In the listing below, how many lines contain the string "scrollbar"? Give only the number.

### [Records for processing]
□ □ □ □ □

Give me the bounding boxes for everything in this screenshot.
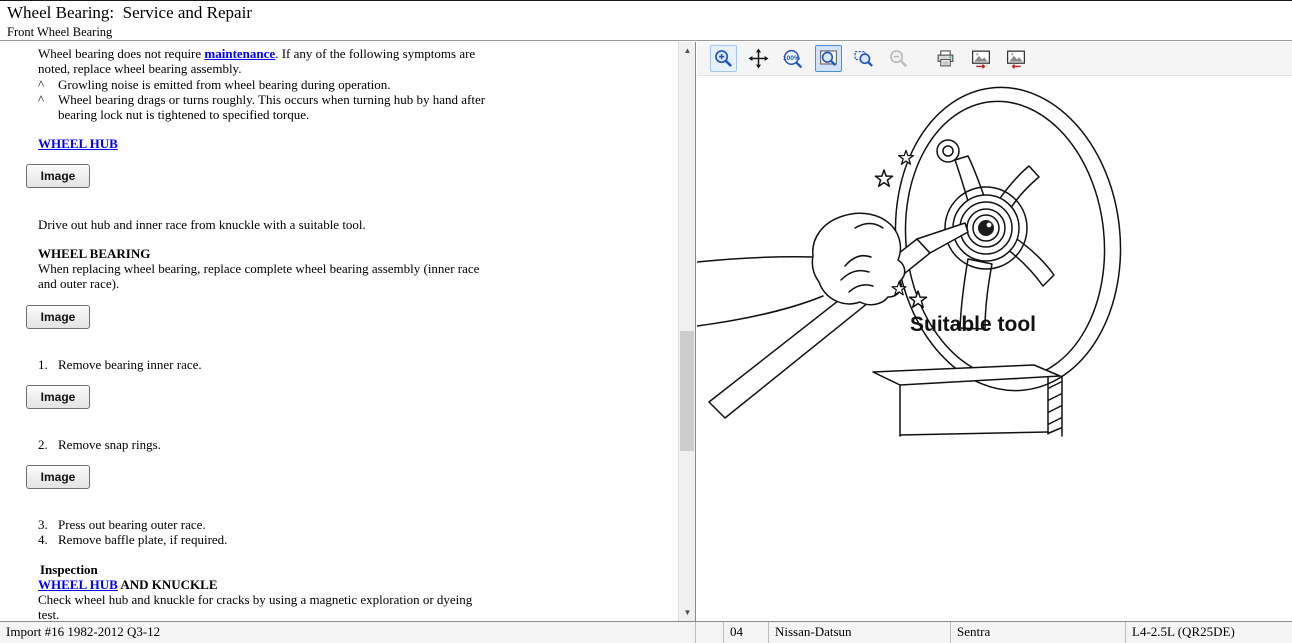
step-1: 1. Remove bearing inner race. <box>38 357 678 372</box>
status-bar: Import #16 1982-2012 Q3-12 04 Nissan-Dat… <box>0 621 1292 643</box>
copy-image-icon[interactable] <box>967 45 994 72</box>
page-title: Wheel Bearing: Service and Repair <box>7 3 252 23</box>
document-content: Wheel bearing does not require maintenan… <box>0 42 678 621</box>
list-item: ^ Wheel bearing drags or turns roughly. … <box>38 92 678 122</box>
figure-label: Suitable tool <box>910 313 1036 336</box>
inspection-link-row: WHEEL HUB AND KNUCKLE <box>38 577 490 592</box>
wheel-bearing-figure: Suitable tool <box>697 76 1292 622</box>
inspection-heading: Inspection <box>40 562 678 577</box>
intro-paragraph: Wheel bearing does not require maintenan… <box>38 46 490 76</box>
drive-out-paragraph: Drive out hub and inner race from knuckl… <box>38 217 490 232</box>
header: Wheel Bearing: Service and Repair Front … <box>0 1 1292 41</box>
step-number: 3. <box>38 517 58 532</box>
document-pane: Wheel bearing does not require maintenan… <box>0 42 696 621</box>
step-number: 2. <box>38 437 58 452</box>
bullet-marker: ^ <box>38 77 58 92</box>
viewer-toolbar: 100% <box>697 42 1292 76</box>
status-engine: L4-2.5L (QR25DE) <box>1125 622 1292 643</box>
wheel-hub-link-2[interactable]: WHEEL HUB <box>38 577 118 592</box>
scroll-up-button[interactable]: ▲ <box>679 42 696 59</box>
document-scrollbar[interactable]: ▲ ▼ <box>678 42 695 621</box>
step-3: 3. Press out bearing outer race. <box>38 517 678 532</box>
image-button-2[interactable]: Image <box>26 305 90 329</box>
image-viewer-pane: 100% <box>697 42 1292 621</box>
pan-icon[interactable] <box>745 45 772 72</box>
wheel-hub-link[interactable]: WHEEL HUB <box>38 136 118 151</box>
status-spacer <box>695 622 723 643</box>
svg-text:100%: 100% <box>783 55 800 62</box>
zoom-out-icon[interactable] <box>885 45 912 72</box>
bullet-marker: ^ <box>38 92 58 122</box>
step-text: Remove baffle plate, if required. <box>58 532 227 547</box>
zoom-100-icon[interactable]: 100% <box>780 45 807 72</box>
step-text: Press out bearing outer race. <box>58 517 206 532</box>
bullet-text: Growling noise is emitted from wheel bea… <box>58 77 391 92</box>
wheel-bearing-paragraph: When replacing wheel bearing, replace co… <box>38 261 490 291</box>
wheel-hub-link-row: WHEEL HUB <box>38 136 490 151</box>
image-button-4[interactable]: Image <box>26 465 90 489</box>
figure-canvas[interactable]: Suitable tool <box>697 76 1292 621</box>
symptom-list: ^ Growling noise is emitted from wheel b… <box>0 77 678 122</box>
export-image-icon[interactable] <box>1002 45 1029 72</box>
step-2: 2. Remove snap rings. <box>38 437 678 452</box>
step-number: 1. <box>38 357 58 372</box>
fit-to-window-icon[interactable] <box>815 45 842 72</box>
step-text: Remove snap rings. <box>58 437 161 452</box>
wheel-bearing-heading: WHEEL BEARING <box>38 246 678 261</box>
maintenance-link[interactable]: maintenance <box>204 46 275 61</box>
image-button-1[interactable]: Image <box>26 164 90 188</box>
print-icon[interactable] <box>932 45 959 72</box>
inspection-link-suffix: AND KNUCKLE <box>118 577 218 592</box>
status-model: Sentra <box>950 622 1125 643</box>
image-button-3[interactable]: Image <box>26 385 90 409</box>
status-import-info: Import #16 1982-2012 Q3-12 <box>0 622 695 643</box>
bullet-text: Wheel bearing drags or turns roughly. Th… <box>58 92 504 122</box>
page-subtitle: Front Wheel Bearing <box>7 25 112 40</box>
intro-text-pre: Wheel bearing does not require <box>38 46 204 61</box>
inspection-paragraph: Check wheel hub and knuckle for cracks b… <box>38 592 490 621</box>
scroll-down-button[interactable]: ▼ <box>679 604 696 621</box>
step-text: Remove bearing inner race. <box>58 357 202 372</box>
status-make: Nissan-Datsun <box>768 622 950 643</box>
status-year: 04 <box>723 622 768 643</box>
step-4: 4. Remove baffle plate, if required. <box>38 532 678 547</box>
scrollbar-thumb[interactable] <box>680 331 694 451</box>
step-number: 4. <box>38 532 58 547</box>
zoom-in-icon[interactable] <box>710 45 737 72</box>
list-item: ^ Growling noise is emitted from wheel b… <box>38 77 678 92</box>
zoom-window-icon[interactable] <box>850 45 877 72</box>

□ □ □ □ □

### [Response]
2